Passage to read:
····················
The small West African republic of Guinea-Bissau has a small upstream oil industry that has been hampered in the past by civil unrest and border disputes with neighbouring Senegal. Exploration has taken place since the early sixties with a number of licensing rounds to promote the offshore acreage. Since a 1995 agreement, Senegal and Guinea-Bissau jointly manage the disputed offshore border area.
Its downstream oil industry is wholly dependent on refined petroleum products imported from neighbouring countries. Oil-derived products supply 95% of the country’s commercial energy needs.
The industry is regulated by the Ministry of Natural Resources and Industry. The national oil company of Guinea Bissau is PetroGuin (previously Petrominas).
There is good potential for the upstream oil industry in Guinea-Bissau. The area offshore can be considered under-explored as only 10 wells have been drilled in this area during 40 years of exploration. The entire basin contains known source potential with the central portion of the area being the most prospective.
There has been active exploration offshore Guinea-Bissau since the late 1960’s when Esso drilled six wells. In 1974, Guinea-Bissau gained its independence from Portugal and since then exploration has been frequently affected by civil unrest. Offshore exploration has been hampered by a boundary dispute with Senegal, which was not resolved until 1993.
····················
Records provided:

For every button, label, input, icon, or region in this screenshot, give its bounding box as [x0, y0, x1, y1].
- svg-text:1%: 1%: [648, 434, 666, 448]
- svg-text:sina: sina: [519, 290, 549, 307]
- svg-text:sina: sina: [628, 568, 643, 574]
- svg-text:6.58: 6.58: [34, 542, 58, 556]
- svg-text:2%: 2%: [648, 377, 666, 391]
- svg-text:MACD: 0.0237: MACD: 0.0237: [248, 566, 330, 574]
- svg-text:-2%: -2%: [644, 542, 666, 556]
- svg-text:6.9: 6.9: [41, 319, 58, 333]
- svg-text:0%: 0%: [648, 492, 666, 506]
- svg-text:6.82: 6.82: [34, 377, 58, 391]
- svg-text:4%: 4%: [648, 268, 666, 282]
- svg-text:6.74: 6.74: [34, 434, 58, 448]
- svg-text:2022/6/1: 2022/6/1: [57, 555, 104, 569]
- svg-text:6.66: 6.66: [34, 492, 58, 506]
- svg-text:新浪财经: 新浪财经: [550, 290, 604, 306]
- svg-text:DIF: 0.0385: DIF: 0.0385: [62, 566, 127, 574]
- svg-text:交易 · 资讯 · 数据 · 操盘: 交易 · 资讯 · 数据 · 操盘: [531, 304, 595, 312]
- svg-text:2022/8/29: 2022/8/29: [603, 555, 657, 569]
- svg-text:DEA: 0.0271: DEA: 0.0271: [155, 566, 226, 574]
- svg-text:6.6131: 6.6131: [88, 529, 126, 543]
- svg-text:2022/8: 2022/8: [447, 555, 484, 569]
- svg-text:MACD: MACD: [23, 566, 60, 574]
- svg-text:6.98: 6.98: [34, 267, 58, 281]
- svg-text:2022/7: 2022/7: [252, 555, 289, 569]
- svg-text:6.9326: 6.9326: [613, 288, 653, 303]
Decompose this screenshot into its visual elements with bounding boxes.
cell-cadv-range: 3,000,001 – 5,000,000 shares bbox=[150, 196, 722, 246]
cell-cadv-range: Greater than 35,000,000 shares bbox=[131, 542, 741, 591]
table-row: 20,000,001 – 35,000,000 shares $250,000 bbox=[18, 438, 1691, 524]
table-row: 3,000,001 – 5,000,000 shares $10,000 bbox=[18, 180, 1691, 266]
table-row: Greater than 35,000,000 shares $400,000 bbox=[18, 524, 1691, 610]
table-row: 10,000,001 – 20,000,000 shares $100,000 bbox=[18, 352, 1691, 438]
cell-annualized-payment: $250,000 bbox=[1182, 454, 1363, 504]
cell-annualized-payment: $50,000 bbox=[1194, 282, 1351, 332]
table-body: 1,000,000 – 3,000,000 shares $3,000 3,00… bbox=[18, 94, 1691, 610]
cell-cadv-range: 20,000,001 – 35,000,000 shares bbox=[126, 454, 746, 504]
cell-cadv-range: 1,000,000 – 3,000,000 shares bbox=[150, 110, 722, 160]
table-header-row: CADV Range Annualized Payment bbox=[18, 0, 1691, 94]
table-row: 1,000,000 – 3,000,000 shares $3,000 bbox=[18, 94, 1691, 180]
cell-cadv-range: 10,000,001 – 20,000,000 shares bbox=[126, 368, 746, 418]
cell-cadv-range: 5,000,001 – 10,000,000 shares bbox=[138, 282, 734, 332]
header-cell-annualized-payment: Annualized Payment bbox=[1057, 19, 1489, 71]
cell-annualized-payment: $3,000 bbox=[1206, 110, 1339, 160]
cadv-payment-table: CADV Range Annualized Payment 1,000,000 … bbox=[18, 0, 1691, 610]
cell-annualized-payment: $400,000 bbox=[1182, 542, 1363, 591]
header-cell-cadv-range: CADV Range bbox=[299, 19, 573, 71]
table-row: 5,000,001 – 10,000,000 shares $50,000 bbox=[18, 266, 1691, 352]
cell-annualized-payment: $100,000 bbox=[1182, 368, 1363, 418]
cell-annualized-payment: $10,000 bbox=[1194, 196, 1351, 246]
····················
Work instructions:
Pick up the passage on Guinea-Bissau's oil industry after its final sentence and keep writing it. The listing has no connection to the passage on Guinea-Bissau's oil industry.

Written response:
There have been intermittent drives to promote the offshore and a number of international companies have been involved in offshore exploration during the last 40 years. Amongst them number Esso, Elf, Pecten, Monument Oil and Gas (now Lasmo), Sipetrol of Chile, West Oil, Fusion Oil and Gas, Benton Oil and Gas and Petrobank Energy and Resources.
With the election of President Koumba Yala in February 2000, there has been another focus on the upstream oil industry. A licensing round is planned for the fourth quarter of 2000. Petroguin, the national oil company of Guinea-Bissau, in association with First Exchange Corporation, is offering six of the existing seven offshore blocks to international bidders. The rights to the seventh block, Block 2 or Sinapa, are currently held by Petrobank Energy and Resources.
Under an agreement signed in 1995, the area of the border dispute with Senegal, which contains the Dome Flore and Dome Gea discoveries, is now jointly managed by both Senegal and Guinea-Bissau through the Agence de Gestion et de Cooperation entre la Guinee-Bissau et le Senegal (AGC). Under the terms of this agreement, the proceeds from activity in the joint exploration area area are divided between Senegal and Guinea-Bissau in an 85:15 ratio. According to press reports, President Yala is to negotiate with Senegal in 2000 for better terms for Guinea-Bissau in this area. Benton hold the rights to the nearshore Dome Flore Block with Fusion Oil and Gas holding the Deep Offshore Dome Flore Block.
Its downstream oil industry is wholly dependent on refined petroleum products imported from neighbouring countries. Oil-derived products supply 95% of the country’s commercial energy needs. The industry has been sorely hit by the devastations of civil war.
The US Department of Energy reports that consumption of petroleum products in 1997 was in the region of 100,000 tons. This consumption figure excludes product smuggled from Nigeria. The product allocation of consumption is given below:
Product: Consumption 1997 (in metric tons)
Jet fuel: 7,825
Procurement, distribution and marketing of fuels products is carried out by the state owned oil company, Distribudora de Combustiveis e Lubrificantes (DICOL), and the Portuguese oil company, Petrogal. Dicol also owns a storage depot and products receiving installation at Bissau.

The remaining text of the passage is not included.